• Text block

******

It’s mostly quiet in the room. Joel Quenneville already has made his pregame cameo, offering up a quick summation of the night’s strategy and rattling off the names — OK, nicknames —of the starting lineup. The only sounds are tape rolling, equipment shuffling, and maybe some players murmuring — to each other, to themselves, to nobody in particular.

“This is not like Disney, when a guy stands up in the dressing room and talks to us like we are kids,” Duncan Keith said.

Then Seabrook breaks his focus and hollers, “Here we go, Red!” or “Here we go, White!” based on the team’s jersey color that night. He strides out to the end of the tunnel that leads to ice, the last guy out for warmups, the last voice his teammates hear before they step out into the arena each game, each period —“things you probably can’t write,” Bryan Bickell said.

******

• Exercise directions
Please write what comes next in the text about the hockey team's dressing room, beginning after its final sentence. The entries that follow this text aren't needed.

[Element location data]

******

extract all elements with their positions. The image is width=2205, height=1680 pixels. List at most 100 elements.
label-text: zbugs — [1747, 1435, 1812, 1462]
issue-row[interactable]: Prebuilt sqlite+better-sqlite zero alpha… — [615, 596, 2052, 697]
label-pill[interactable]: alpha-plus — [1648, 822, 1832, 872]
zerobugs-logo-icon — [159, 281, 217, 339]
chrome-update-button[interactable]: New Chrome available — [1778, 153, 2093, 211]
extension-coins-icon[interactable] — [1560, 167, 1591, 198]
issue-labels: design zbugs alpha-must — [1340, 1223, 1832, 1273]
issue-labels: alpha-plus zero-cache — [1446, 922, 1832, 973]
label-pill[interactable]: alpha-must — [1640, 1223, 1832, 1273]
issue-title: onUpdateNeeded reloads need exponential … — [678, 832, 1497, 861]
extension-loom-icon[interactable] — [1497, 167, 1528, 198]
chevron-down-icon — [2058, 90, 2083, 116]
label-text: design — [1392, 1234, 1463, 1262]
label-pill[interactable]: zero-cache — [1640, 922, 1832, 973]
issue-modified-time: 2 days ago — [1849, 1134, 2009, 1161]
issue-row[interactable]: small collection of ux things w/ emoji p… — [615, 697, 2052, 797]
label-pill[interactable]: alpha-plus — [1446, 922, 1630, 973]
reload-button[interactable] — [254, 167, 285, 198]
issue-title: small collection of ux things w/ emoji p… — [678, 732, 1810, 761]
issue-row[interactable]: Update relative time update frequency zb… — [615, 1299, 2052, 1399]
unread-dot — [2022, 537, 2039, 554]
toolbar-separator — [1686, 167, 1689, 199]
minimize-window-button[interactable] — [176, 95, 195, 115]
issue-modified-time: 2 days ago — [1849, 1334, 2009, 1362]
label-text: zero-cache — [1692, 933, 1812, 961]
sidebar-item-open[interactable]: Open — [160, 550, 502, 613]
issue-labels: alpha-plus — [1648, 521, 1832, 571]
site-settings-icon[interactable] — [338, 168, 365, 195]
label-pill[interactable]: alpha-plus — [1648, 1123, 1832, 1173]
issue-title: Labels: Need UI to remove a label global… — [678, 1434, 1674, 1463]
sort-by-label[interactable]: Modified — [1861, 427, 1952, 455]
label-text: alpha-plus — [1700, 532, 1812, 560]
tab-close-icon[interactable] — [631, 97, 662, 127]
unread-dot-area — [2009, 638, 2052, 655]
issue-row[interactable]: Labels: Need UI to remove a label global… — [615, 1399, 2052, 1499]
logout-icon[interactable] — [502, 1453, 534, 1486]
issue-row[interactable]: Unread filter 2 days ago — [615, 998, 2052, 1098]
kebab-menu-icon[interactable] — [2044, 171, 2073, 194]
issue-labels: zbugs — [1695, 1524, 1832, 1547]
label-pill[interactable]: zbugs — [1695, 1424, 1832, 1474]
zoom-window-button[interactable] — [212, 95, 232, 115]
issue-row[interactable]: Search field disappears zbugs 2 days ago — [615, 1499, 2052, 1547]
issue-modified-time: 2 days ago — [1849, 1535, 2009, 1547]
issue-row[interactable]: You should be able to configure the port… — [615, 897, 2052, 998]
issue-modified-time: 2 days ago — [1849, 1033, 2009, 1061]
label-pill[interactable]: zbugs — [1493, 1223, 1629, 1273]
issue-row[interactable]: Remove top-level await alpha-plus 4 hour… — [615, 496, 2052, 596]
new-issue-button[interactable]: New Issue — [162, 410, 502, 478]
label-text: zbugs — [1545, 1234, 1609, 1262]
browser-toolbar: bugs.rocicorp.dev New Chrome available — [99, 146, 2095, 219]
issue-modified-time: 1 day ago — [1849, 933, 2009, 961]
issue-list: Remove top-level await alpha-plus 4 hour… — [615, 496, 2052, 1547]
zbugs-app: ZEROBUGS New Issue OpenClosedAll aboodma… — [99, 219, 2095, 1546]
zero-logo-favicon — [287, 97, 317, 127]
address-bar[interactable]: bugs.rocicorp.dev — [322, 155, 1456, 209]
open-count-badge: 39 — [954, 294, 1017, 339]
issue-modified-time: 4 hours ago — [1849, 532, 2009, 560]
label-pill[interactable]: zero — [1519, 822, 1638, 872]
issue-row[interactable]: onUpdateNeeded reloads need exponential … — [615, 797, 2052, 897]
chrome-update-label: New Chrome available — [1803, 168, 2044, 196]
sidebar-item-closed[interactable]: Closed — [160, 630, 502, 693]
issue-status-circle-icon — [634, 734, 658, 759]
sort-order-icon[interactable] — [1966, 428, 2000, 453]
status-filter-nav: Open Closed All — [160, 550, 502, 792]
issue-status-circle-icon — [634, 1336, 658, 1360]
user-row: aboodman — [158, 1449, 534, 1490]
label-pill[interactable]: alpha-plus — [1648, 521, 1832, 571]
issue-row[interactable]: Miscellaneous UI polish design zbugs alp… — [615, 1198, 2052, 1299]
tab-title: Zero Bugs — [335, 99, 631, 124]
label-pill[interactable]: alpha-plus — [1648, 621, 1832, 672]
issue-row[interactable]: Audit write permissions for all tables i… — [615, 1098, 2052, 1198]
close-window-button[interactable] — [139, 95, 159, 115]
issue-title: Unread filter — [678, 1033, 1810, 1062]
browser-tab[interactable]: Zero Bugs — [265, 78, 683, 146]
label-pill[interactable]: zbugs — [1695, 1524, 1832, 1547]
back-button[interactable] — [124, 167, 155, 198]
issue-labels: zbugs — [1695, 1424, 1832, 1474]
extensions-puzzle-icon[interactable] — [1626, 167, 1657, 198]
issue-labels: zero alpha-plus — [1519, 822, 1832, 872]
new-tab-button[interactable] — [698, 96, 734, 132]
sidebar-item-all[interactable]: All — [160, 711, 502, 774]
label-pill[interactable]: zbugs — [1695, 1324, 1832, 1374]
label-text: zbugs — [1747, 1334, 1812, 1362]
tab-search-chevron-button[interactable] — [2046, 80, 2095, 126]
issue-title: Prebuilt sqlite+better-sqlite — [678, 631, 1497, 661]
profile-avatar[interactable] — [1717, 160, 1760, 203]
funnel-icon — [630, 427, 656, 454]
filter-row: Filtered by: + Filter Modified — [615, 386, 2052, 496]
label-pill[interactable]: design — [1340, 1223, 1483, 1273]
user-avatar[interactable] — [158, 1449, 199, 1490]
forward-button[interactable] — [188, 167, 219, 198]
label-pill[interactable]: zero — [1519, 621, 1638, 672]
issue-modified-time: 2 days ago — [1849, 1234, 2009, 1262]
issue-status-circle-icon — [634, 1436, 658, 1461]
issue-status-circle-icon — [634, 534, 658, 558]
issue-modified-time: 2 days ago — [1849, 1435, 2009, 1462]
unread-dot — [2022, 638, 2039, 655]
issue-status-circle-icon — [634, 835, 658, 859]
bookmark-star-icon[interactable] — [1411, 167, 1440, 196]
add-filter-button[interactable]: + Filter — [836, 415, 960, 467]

******

• Answer to this problem
“He’s the last guy who you fist-bump before going on the ice,” Antti Raanta said. “And his is harder, too. You get that hard fist-bump from him, and you know you’re ready to go.”

Jonathan Toews is the Hawks captain. But Seabrook is the Hawks’ beating heart — the vocal leader, the wily veteran, the tension-breaker, the steadying hand. No, this isn’t Disney, but when someone does need to step up during an intermission when the Hawks are trailing in a big game, it’s usually Seabrook. When someone needs to lighten the mood in pressure-packed situations, it’s usually Seabrook. And when Toews famously and stunningly lost his cool in Detroit in the 2013 playoffs, taking three straight penalties, it was Seabrook who stepped into the penalty box, put his arm around Toews, and refocused him.

Seabrook often comes across as prickly and ornery to outsiders. But inside the locker room, he’s beloved, an integral part of the Hawks’ vaunted leadership group, even without a letter on his sweater. His underrated play on the ice isn’t the only reason there’s no chance of him being a salary-cap casualties this summer, despite the $5.8 million he’s due in the final year of his contract next season. The Hawks need Seabrook — on and off the ice.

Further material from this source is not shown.